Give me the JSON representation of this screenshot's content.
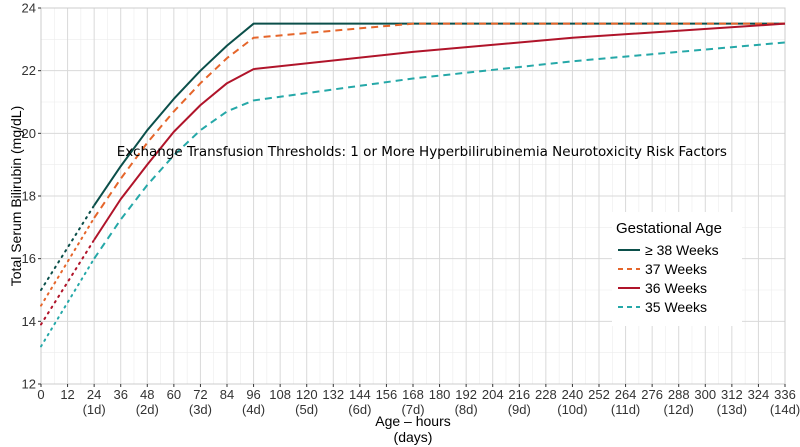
{
  "chart_data": {
    "type": "line",
    "title": "",
    "annotation": "Exchange Transfusion Thresholds:  1 or More Hyperbilirubinemia Neurotoxicity Risk Factors",
    "xlabel_line1": "Age – hours",
    "xlabel_line2": "(days)",
    "ylabel": "Total Serum Bilirubin (mg/dL)",
    "xlim": [
      0,
      336
    ],
    "ylim": [
      12,
      24
    ],
    "grid": true,
    "x_ticks": [
      0,
      12,
      24,
      36,
      48,
      60,
      72,
      84,
      96,
      108,
      120,
      132,
      144,
      156,
      168,
      180,
      192,
      204,
      216,
      228,
      240,
      252,
      264,
      276,
      288,
      300,
      312,
      324,
      336
    ],
    "y_ticks": [
      12,
      14,
      16,
      18,
      20,
      22,
      24
    ],
    "day_labels": [
      {
        "x": 24,
        "label": "(1d)"
      },
      {
        "x": 48,
        "label": "(2d)"
      },
      {
        "x": 72,
        "label": "(3d)"
      },
      {
        "x": 96,
        "label": "(4d)"
      },
      {
        "x": 120,
        "label": "(5d)"
      },
      {
        "x": 144,
        "label": "(6d)"
      },
      {
        "x": 168,
        "label": "(7d)"
      },
      {
        "x": 192,
        "label": "(8d)"
      },
      {
        "x": 216,
        "label": "(9d)"
      },
      {
        "x": 240,
        "label": "(10d)"
      },
      {
        "x": 264,
        "label": "(11d)"
      },
      {
        "x": 288,
        "label": "(12d)"
      },
      {
        "x": 312,
        "label": "(13d)"
      },
      {
        "x": 336,
        "label": "(14d)"
      }
    ],
    "legend": {
      "title": "Gestational Age",
      "placement": "right-middle"
    },
    "series": [
      {
        "name": "≥ 38 Weeks",
        "color": "#0b4f4a",
        "style": "solid",
        "dotted_segment": [
          [
            0,
            15.0
          ],
          [
            24,
            17.7
          ]
        ],
        "points": [
          [
            24,
            17.7
          ],
          [
            36,
            18.95
          ],
          [
            48,
            20.1
          ],
          [
            60,
            21.1
          ],
          [
            72,
            22.0
          ],
          [
            84,
            22.8
          ],
          [
            96,
            23.5
          ],
          [
            120,
            23.5
          ],
          [
            168,
            23.5
          ],
          [
            240,
            23.5
          ],
          [
            336,
            23.5
          ]
        ]
      },
      {
        "name": "37 Weeks",
        "color": "#e5652a",
        "style": "dashed",
        "dotted_segment": [
          [
            0,
            14.5
          ],
          [
            24,
            17.3
          ]
        ],
        "points": [
          [
            24,
            17.3
          ],
          [
            36,
            18.55
          ],
          [
            48,
            19.7
          ],
          [
            60,
            20.7
          ],
          [
            72,
            21.6
          ],
          [
            84,
            22.4
          ],
          [
            96,
            23.05
          ],
          [
            120,
            23.2
          ],
          [
            168,
            23.5
          ],
          [
            240,
            23.5
          ],
          [
            336,
            23.5
          ]
        ]
      },
      {
        "name": "36 Weeks",
        "color": "#b0142a",
        "style": "solid",
        "dotted_segment": [
          [
            0,
            13.9
          ],
          [
            24,
            16.6
          ]
        ],
        "points": [
          [
            24,
            16.6
          ],
          [
            36,
            17.9
          ],
          [
            48,
            19.0
          ],
          [
            60,
            20.05
          ],
          [
            72,
            20.9
          ],
          [
            84,
            21.6
          ],
          [
            96,
            22.05
          ],
          [
            168,
            22.6
          ],
          [
            240,
            23.05
          ],
          [
            336,
            23.5
          ]
        ]
      },
      {
        "name": "35 Weeks",
        "color": "#25a8a8",
        "style": "dashed",
        "dotted_segment": [
          [
            0,
            13.2
          ],
          [
            24,
            16.0
          ]
        ],
        "points": [
          [
            24,
            16.0
          ],
          [
            36,
            17.25
          ],
          [
            48,
            18.35
          ],
          [
            60,
            19.3
          ],
          [
            72,
            20.1
          ],
          [
            84,
            20.7
          ],
          [
            96,
            21.05
          ],
          [
            168,
            21.75
          ],
          [
            240,
            22.3
          ],
          [
            336,
            22.9
          ]
        ]
      }
    ]
  }
}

■ ■ ■ ■ ■ ■ ■

DIRECTION —
Retype all entries exactly as they appear, dropping the images.

TASK OUTPUT —
Give me the JSON representation of this screenshot's content.
{
  "chart_data": {
    "type": "line",
    "title": "",
    "annotation": "Exchange Transfusion Thresholds:  1 or More Hyperbilirubinemia Neurotoxicity Risk Factors",
    "xlabel_line1": "Age – hours",
    "xlabel_line2": "(days)",
    "ylabel": "Total Serum Bilirubin (mg/dL)",
    "xlim": [
      0,
      336
    ],
    "ylim": [
      12,
      24
    ],
    "grid": true,
    "x_ticks": [
      0,
      12,
      24,
      36,
      48,
      60,
      72,
      84,
      96,
      108,
      120,
      132,
      144,
      156,
      168,
      180,
      192,
      204,
      216,
      228,
      240,
      252,
      264,
      276,
      288,
      300,
      312,
      324,
      336
    ],
    "y_ticks": [
      12,
      14,
      16,
      18,
      20,
      22,
      24
    ],
    "day_labels": [
      {
        "x": 24,
        "label": "(1d)"
      },
      {
        "x": 48,
        "label": "(2d)"
      },
      {
        "x": 72,
        "label": "(3d)"
      },
      {
        "x": 96,
        "label": "(4d)"
      },
      {
        "x": 120,
        "label": "(5d)"
      },
      {
        "x": 144,
        "label": "(6d)"
      },
      {
        "x": 168,
        "label": "(7d)"
      },
      {
        "x": 192,
        "label": "(8d)"
      },
      {
        "x": 216,
        "label": "(9d)"
      },
      {
        "x": 240,
        "label": "(10d)"
      },
      {
        "x": 264,
        "label": "(11d)"
      },
      {
        "x": 288,
        "label": "(12d)"
      },
      {
        "x": 312,
        "label": "(13d)"
      },
      {
        "x": 336,
        "label": "(14d)"
      }
    ],
    "legend": {
      "title": "Gestational Age",
      "placement": "right-middle"
    },
    "series": [
      {
        "name": "≥ 38 Weeks",
        "color": "#0b4f4a",
        "style": "solid",
        "dotted_segment": [
          [
            0,
            15.0
          ],
          [
            24,
            17.7
          ]
        ],
        "points": [
          [
            24,
            17.7
          ],
          [
            36,
            18.95
          ],
          [
            48,
            20.1
          ],
          [
            60,
            21.1
          ],
          [
            72,
            22.0
          ],
          [
            84,
            22.8
          ],
          [
            96,
            23.5
          ],
          [
            120,
            23.5
          ],
          [
            168,
            23.5
          ],
          [
            240,
            23.5
          ],
          [
            336,
            23.5
          ]
        ]
      },
      {
        "name": "37 Weeks",
        "color": "#e5652a",
        "style": "dashed",
        "dotted_segment": [
          [
            0,
            14.5
          ],
          [
            24,
            17.3
          ]
        ],
        "points": [
          [
            24,
            17.3
          ],
          [
            36,
            18.55
          ],
          [
            48,
            19.7
          ],
          [
            60,
            20.7
          ],
          [
            72,
            21.6
          ],
          [
            84,
            22.4
          ],
          [
            96,
            23.05
          ],
          [
            120,
            23.2
          ],
          [
            168,
            23.5
          ],
          [
            240,
            23.5
          ],
          [
            336,
            23.5
          ]
        ]
      },
      {
        "name": "36 Weeks",
        "color": "#b0142a",
        "style": "solid",
        "dotted_segment": [
          [
            0,
            13.9
          ],
          [
            24,
            16.6
          ]
        ],
        "points": [
          [
            24,
            16.6
          ],
          [
            36,
            17.9
          ],
          [
            48,
            19.0
          ],
          [
            60,
            20.05
          ],
          [
            72,
            20.9
          ],
          [
            84,
            21.6
          ],
          [
            96,
            22.05
          ],
          [
            168,
            22.6
          ],
          [
            240,
            23.05
          ],
          [
            336,
            23.5
          ]
        ]
      },
      {
        "name": "35 Weeks",
        "color": "#25a8a8",
        "style": "dashed",
        "dotted_segment": [
          [
            0,
            13.2
          ],
          [
            24,
            16.0
          ]
        ],
        "points": [
          [
            24,
            16.0
          ],
          [
            36,
            17.25
          ],
          [
            48,
            18.35
          ],
          [
            60,
            19.3
          ],
          [
            72,
            20.1
          ],
          [
            84,
            20.7
          ],
          [
            96,
            21.05
          ],
          [
            168,
            21.75
          ],
          [
            240,
            22.3
          ],
          [
            336,
            22.9
          ]
        ]
      }
    ]
  }
}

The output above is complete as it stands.